** BEGIN Material for this exercise **

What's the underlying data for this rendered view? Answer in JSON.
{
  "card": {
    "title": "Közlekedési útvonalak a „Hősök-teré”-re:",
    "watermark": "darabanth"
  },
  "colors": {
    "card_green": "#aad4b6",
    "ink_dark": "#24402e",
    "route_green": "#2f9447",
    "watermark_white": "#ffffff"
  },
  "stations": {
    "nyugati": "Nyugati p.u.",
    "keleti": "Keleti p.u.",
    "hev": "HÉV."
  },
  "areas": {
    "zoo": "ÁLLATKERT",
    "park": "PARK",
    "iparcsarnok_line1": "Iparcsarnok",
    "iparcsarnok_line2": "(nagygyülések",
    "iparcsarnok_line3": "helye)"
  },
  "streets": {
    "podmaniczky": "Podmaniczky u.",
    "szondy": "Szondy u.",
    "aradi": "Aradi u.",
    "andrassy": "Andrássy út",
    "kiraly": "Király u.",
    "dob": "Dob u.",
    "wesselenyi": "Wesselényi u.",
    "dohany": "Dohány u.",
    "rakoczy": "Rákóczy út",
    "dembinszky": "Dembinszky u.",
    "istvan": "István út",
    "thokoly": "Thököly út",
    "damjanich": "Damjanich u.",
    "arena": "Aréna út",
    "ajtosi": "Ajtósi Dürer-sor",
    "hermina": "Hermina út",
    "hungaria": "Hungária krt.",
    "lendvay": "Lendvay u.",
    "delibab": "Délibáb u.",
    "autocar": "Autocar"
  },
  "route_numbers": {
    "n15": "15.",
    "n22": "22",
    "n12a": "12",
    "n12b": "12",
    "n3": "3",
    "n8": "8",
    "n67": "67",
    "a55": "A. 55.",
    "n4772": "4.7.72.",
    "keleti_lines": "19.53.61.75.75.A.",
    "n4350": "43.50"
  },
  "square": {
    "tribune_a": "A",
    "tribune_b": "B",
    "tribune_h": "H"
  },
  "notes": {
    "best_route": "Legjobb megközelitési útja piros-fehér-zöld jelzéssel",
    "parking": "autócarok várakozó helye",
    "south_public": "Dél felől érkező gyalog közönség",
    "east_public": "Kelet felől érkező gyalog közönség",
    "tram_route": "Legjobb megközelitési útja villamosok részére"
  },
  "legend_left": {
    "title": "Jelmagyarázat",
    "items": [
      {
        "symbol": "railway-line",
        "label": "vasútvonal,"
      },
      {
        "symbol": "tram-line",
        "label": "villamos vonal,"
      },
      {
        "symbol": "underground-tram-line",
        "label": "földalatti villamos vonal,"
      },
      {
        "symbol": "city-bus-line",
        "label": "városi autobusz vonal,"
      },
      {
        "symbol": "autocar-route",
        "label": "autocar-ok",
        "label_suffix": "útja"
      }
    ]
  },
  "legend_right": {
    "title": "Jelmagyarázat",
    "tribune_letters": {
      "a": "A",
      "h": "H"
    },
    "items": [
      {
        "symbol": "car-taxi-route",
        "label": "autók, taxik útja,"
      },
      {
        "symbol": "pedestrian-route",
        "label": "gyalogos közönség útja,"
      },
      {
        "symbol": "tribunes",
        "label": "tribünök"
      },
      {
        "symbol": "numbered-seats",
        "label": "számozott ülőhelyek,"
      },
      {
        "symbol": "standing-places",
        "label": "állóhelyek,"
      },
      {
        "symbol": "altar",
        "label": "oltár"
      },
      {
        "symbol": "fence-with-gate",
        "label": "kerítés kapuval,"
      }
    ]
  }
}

** END Material for this exercise **

Task requirements -> Gather up the lines containing the word "felől" from these records and copy them.

Reply to the task ->
    "south_public": "Dél felől érkező gyalog közönség",
    "east_public": "Kelet felől érkező gyalog közönség",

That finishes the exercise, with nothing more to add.